Stated task: Reproduce all of the listing below without alteration.

Source data:

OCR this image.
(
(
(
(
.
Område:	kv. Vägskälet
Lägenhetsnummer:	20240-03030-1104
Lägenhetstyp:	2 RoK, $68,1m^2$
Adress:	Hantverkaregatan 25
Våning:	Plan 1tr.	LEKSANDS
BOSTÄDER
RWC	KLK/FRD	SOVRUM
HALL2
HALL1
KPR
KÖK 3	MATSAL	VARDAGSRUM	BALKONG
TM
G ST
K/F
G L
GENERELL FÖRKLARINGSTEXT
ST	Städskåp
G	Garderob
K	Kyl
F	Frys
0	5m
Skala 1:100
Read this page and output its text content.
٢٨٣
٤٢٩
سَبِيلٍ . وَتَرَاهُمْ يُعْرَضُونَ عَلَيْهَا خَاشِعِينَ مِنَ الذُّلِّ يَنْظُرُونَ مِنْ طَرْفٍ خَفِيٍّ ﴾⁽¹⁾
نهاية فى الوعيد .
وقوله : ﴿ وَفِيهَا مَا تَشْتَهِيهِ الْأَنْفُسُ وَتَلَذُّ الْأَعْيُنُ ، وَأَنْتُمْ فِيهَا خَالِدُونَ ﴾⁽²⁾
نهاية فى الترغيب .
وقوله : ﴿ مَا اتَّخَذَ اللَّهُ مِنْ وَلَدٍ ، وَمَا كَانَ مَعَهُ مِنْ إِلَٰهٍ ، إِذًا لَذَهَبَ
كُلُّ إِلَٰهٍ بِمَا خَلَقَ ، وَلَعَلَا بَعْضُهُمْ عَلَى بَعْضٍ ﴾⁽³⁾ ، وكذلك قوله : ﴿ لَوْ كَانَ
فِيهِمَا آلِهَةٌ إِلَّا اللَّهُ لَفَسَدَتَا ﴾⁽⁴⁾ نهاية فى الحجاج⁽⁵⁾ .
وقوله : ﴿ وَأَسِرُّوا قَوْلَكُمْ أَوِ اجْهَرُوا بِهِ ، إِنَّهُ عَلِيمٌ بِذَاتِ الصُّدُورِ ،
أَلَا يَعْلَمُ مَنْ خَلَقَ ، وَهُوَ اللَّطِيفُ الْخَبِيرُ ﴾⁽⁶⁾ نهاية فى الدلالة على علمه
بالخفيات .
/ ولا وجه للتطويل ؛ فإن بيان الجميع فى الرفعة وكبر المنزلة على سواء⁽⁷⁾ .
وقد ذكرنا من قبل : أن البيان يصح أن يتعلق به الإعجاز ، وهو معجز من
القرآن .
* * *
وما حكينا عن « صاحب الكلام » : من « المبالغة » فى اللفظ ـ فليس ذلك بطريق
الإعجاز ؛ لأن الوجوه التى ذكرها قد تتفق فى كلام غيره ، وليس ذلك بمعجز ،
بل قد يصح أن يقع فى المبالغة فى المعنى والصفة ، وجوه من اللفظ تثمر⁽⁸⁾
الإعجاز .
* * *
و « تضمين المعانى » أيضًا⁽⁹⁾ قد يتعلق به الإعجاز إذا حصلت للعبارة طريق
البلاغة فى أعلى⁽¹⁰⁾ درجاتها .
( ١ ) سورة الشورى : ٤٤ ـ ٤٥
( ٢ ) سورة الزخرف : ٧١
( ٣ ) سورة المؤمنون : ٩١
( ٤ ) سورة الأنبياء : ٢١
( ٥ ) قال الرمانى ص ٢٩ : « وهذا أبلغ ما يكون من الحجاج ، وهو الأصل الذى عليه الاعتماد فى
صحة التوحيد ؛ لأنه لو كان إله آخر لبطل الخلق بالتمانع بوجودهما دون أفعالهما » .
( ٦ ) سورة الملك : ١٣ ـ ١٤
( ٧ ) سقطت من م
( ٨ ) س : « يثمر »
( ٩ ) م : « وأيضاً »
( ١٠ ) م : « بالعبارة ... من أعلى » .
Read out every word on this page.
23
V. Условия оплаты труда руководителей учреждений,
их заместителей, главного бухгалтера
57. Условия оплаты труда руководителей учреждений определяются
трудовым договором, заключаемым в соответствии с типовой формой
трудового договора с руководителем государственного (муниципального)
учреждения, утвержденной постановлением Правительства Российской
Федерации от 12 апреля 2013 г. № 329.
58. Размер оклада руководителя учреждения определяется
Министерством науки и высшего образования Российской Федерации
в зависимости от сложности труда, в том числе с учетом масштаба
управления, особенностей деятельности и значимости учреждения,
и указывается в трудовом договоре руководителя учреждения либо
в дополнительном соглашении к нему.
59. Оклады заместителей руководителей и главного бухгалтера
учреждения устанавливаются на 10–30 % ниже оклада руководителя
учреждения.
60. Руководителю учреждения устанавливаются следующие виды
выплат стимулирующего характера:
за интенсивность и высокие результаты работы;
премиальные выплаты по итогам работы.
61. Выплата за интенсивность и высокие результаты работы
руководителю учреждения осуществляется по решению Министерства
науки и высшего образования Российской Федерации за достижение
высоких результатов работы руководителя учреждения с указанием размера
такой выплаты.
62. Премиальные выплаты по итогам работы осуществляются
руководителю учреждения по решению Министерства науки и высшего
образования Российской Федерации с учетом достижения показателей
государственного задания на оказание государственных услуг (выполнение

Task answer:
OCR this image.
(
(
(
(
.
Område:	kv. Vägskälet
Lägenhetsnummer:	20240-03030-1104
Lägenhetstyp:	2 RoK, $68,1m^2$
Adress:	Hantverkaregatan 25
Våning:	Plan 1tr.	LEKSANDS
BOSTÄDER
RWC	KLK/FRD	SOVRUM
HALL2
HALL1
KPR
KÖK 3	MATSAL	VARDAGSRUM	BALKONG
TM
G ST
K/F
G L
GENERELL FÖRKLARINGSTEXT
ST	Städskåp
G	Garderob
K	Kyl
F	Frys
0	5m
Skala 1:100
Read this page and output its text content.
٢٨٣
٤٢٩
سَبِيلٍ . وَتَرَاهُمْ يُعْرَضُونَ عَلَيْهَا خَاشِعِينَ مِنَ الذُّلِّ يَنْظُرُونَ مِنْ طَرْفٍ خَفِيٍّ ﴾⁽¹⁾
نهاية فى الوعيد .
وقوله : ﴿ وَفِيهَا مَا تَشْتَهِيهِ الْأَنْفُسُ وَتَلَذُّ الْأَعْيُنُ ، وَأَنْتُمْ فِيهَا خَالِدُونَ ﴾⁽²⁾
نهاية فى الترغيب .
وقوله : ﴿ مَا اتَّخَذَ اللَّهُ مِنْ وَلَدٍ ، وَمَا كَانَ مَعَهُ مِنْ إِلَٰهٍ ، إِذًا لَذَهَبَ
كُلُّ إِلَٰهٍ بِمَا خَلَقَ ، وَلَعَلَا بَعْضُهُمْ عَلَى بَعْضٍ ﴾⁽³⁾ ، وكذلك قوله : ﴿ لَوْ كَانَ
فِيهِمَا آلِهَةٌ إِلَّا اللَّهُ لَفَسَدَتَا ﴾⁽⁴⁾ نهاية فى الحجاج⁽⁵⁾ .
وقوله : ﴿ وَأَسِرُّوا قَوْلَكُمْ أَوِ اجْهَرُوا بِهِ ، إِنَّهُ عَلِيمٌ بِذَاتِ الصُّدُورِ ،
أَلَا يَعْلَمُ مَنْ خَلَقَ ، وَهُوَ اللَّطِيفُ الْخَبِيرُ ﴾⁽⁶⁾ نهاية فى الدلالة على علمه
بالخفيات .
/ ولا وجه للتطويل ؛ فإن بيان الجميع فى الرفعة وكبر المنزلة على سواء⁽⁷⁾ .
وقد ذكرنا من قبل : أن البيان يصح أن يتعلق به الإعجاز ، وهو معجز من
القرآن .
* * *
وما حكينا عن « صاحب الكلام » : من « المبالغة » فى اللفظ ـ فليس ذلك بطريق
الإعجاز ؛ لأن الوجوه التى ذكرها قد تتفق فى كلام غيره ، وليس ذلك بمعجز ،
بل قد يصح أن يقع فى المبالغة فى المعنى والصفة ، وجوه من اللفظ تثمر⁽⁸⁾
الإعجاز .
* * *
و « تضمين المعانى » أيضًا⁽⁹⁾ قد يتعلق به الإعجاز إذا حصلت للعبارة طريق
البلاغة فى أعلى⁽¹⁰⁾ درجاتها .
( ١ ) سورة الشورى : ٤٤ ـ ٤٥
( ٢ ) سورة الزخرف : ٧١
( ٣ ) سورة المؤمنون : ٩١
( ٤ ) سورة الأنبياء : ٢١
( ٥ ) قال الرمانى ص ٢٩ : « وهذا أبلغ ما يكون من الحجاج ، وهو الأصل الذى عليه الاعتماد فى
صحة التوحيد ؛ لأنه لو كان إله آخر لبطل الخلق بالتمانع بوجودهما دون أفعالهما » .
( ٦ ) سورة الملك : ١٣ ـ ١٤
( ٧ ) سقطت من م
( ٨ ) س : « يثمر »
( ٩ ) م : « وأيضاً »
( ١٠ ) م : « بالعبارة ... من أعلى » .
Read out every word on this page.
23
V. Условия оплаты труда руководителей учреждений,
их заместителей, главного бухгалтера
57. Условия оплаты труда руководителей учреждений определяются
трудовым договором, заключаемым в соответствии с типовой формой
трудового договора с руководителем государственного (муниципального)
учреждения, утвержденной постановлением Правительства Российской
Федерации от 12 апреля 2013 г. № 329.
58. Размер оклада руководителя учреждения определяется
Министерством науки и высшего образования Российской Федерации
в зависимости от сложности труда, в том числе с учетом масштаба
управления, особенностей деятельности и значимости учреждения,
и указывается в трудовом договоре руководителя учреждения либо
в дополнительном соглашении к нему.
59. Оклады заместителей руководителей и главного бухгалтера
учреждения устанавливаются на 10–30 % ниже оклада руководителя
учреждения.
60. Руководителю учреждения устанавливаются следующие виды
выплат стимулирующего характера:
за интенсивность и высокие результаты работы;
премиальные выплаты по итогам работы.
61. Выплата за интенсивность и высокие результаты работы
руководителю учреждения осуществляется по решению Министерства
науки и высшего образования Российской Федерации за достижение
высоких результатов работы руководителя учреждения с указанием размера
такой выплаты.
62. Премиальные выплаты по итогам работы осуществляются
руководителю учреждения по решению Министерства науки и высшего
образования Российской Федерации с учетом достижения показателей
государственного задания на оказание государственных услуг (выполнение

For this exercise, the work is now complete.